**BRIEF:** Repeat the data verbatim.

**THE RECORDS:**
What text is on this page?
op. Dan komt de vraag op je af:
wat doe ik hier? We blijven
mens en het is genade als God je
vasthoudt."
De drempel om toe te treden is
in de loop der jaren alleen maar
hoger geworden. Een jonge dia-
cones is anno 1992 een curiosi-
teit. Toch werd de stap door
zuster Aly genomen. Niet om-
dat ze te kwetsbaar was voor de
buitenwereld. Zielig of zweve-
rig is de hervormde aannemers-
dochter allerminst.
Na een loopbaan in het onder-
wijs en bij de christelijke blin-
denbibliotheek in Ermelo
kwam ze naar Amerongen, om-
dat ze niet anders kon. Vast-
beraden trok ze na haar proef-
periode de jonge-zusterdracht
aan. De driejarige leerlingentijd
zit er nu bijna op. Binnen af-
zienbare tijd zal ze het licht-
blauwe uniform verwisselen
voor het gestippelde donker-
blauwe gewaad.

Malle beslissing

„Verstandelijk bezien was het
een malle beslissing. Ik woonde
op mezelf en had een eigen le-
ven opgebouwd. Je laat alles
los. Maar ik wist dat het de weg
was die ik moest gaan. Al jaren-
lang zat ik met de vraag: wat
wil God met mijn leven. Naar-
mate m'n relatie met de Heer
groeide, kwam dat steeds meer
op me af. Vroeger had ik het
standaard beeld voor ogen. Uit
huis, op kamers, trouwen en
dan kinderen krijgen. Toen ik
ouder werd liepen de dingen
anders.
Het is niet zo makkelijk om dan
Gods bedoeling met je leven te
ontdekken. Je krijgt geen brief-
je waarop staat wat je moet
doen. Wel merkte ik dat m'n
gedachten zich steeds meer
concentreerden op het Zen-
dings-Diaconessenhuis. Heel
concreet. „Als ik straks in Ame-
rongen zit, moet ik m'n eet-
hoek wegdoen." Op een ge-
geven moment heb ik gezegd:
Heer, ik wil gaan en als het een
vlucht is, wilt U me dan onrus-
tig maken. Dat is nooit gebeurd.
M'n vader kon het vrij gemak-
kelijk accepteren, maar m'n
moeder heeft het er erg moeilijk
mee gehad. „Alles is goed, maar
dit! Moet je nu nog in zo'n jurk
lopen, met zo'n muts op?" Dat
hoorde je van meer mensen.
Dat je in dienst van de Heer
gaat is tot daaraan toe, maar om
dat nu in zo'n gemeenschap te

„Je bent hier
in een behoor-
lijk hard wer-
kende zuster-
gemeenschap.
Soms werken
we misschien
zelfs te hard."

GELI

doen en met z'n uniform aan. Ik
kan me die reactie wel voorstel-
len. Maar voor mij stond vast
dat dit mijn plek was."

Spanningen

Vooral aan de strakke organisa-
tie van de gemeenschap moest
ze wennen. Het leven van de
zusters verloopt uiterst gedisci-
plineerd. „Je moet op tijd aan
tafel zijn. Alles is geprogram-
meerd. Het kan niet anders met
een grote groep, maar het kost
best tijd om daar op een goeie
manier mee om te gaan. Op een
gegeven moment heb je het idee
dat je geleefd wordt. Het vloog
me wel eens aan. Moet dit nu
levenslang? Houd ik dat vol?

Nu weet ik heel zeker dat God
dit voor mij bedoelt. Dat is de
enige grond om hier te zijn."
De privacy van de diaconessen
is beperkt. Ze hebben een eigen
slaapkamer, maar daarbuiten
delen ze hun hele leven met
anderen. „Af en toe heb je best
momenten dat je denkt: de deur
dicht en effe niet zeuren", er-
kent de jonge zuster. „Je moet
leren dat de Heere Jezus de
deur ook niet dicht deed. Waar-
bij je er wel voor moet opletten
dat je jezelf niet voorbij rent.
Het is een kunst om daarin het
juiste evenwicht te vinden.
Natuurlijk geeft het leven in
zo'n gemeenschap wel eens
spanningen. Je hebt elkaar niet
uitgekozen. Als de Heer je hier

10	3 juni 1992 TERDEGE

**SOLUTION TO THE PROBLEM:**
What text is on this page?
op. Dan komt de vraag op je af:
wat doe ik hier? We blijven
mens en het is genade als God je
vasthoudt."
De drempel om toe te treden is
in de loop der jaren alleen maar
hoger geworden. Een jonge dia-
cones is anno 1992 een curiosi-
teit. Toch werd de stap door
zuster Aly genomen. Niet om-
dat ze te kwetsbaar was voor de
buitenwereld. Zielig of zweve-
rig is de hervormde aannemers-
dochter allerminst.
Na een loopbaan in het onder-
wijs en bij de christelijke blin-
denbibliotheek in Ermelo
kwam ze naar Amerongen, om-
dat ze niet anders kon. Vast-
beraden trok ze na haar proef-
periode de jonge-zusterdracht
aan. De driejarige leerlingentijd
zit er nu bijna op. Binnen af-
zienbare tijd zal ze het licht-
blauwe uniform verwisselen
voor het gestippelde donker-
blauwe gewaad.

Malle beslissing

„Verstandelijk bezien was het
een malle beslissing. Ik woonde
op mezelf en had een eigen le-
ven opgebouwd. Je laat alles
los. Maar ik wist dat het de weg
was die ik moest gaan. Al jaren-
lang zat ik met de vraag: wat
wil God met mijn leven. Naar-
mate m'n relatie met de Heer
groeide, kwam dat steeds meer
op me af. Vroeger had ik het
standaard beeld voor ogen. Uit
huis, op kamers, trouwen en
dan kinderen krijgen. Toen ik
ouder werd liepen de dingen
anders.
Het is niet zo makkelijk om dan
Gods bedoeling met je leven te
ontdekken. Je krijgt geen brief-
je waarop staat wat je moet
doen. Wel merkte ik dat m'n
gedachten zich steeds meer
concentreerden op het Zen-
dings-Diaconessenhuis. Heel
concreet. „Als ik straks in Ame-
rongen zit, moet ik m'n eet-
hoek wegdoen." Op een ge-
geven moment heb ik gezegd:
Heer, ik wil gaan en als het een
vlucht is, wilt U me dan onrus-
tig maken. Dat is nooit gebeurd.
M'n vader kon het vrij gemak-
kelijk accepteren, maar m'n
moeder heeft het er erg moeilijk
mee gehad. „Alles is goed, maar
dit! Moet je nu nog in zo'n jurk
lopen, met zo'n muts op?" Dat
hoorde je van meer mensen.
Dat je in dienst van de Heer
gaat is tot daaraan toe, maar om
dat nu in zo'n gemeenschap te

„Je bent hier
in een behoor-
lijk hard wer-
kende zuster-
gemeenschap.
Soms werken
we misschien
zelfs te hard."

GELI

doen en met z'n uniform aan. Ik
kan me die reactie wel voorstel-
len. Maar voor mij stond vast
dat dit mijn plek was."

Spanningen

Vooral aan de strakke organisa-
tie van de gemeenschap moest
ze wennen. Het leven van de
zusters verloopt uiterst gedisci-
plineerd. „Je moet op tijd aan
tafel zijn. Alles is geprogram-
meerd. Het kan niet anders met
een grote groep, maar het kost
best tijd om daar op een goeie
manier mee om te gaan. Op een
gegeven moment heb je het idee
dat je geleefd wordt. Het vloog
me wel eens aan. Moet dit nu
levenslang? Houd ik dat vol?

Nu weet ik heel zeker dat God
dit voor mij bedoelt. Dat is de
enige grond om hier te zijn."
De privacy van de diaconessen
is beperkt. Ze hebben een eigen
slaapkamer, maar daarbuiten
delen ze hun hele leven met
anderen. „Af en toe heb je best
momenten dat je denkt: de deur
dicht en effe niet zeuren", er-
kent de jonge zuster. „Je moet
leren dat de Heere Jezus de
deur ook niet dicht deed. Waar-
bij je er wel voor moet opletten
dat je jezelf niet voorbij rent.
Het is een kunst om daarin het
juiste evenwicht te vinden.
Natuurlijk geeft het leven in
zo'n gemeenschap wel eens
spanningen. Je hebt elkaar niet
uitgekozen. Als de Heer je hier

10	3 juni 1992 TERDEGE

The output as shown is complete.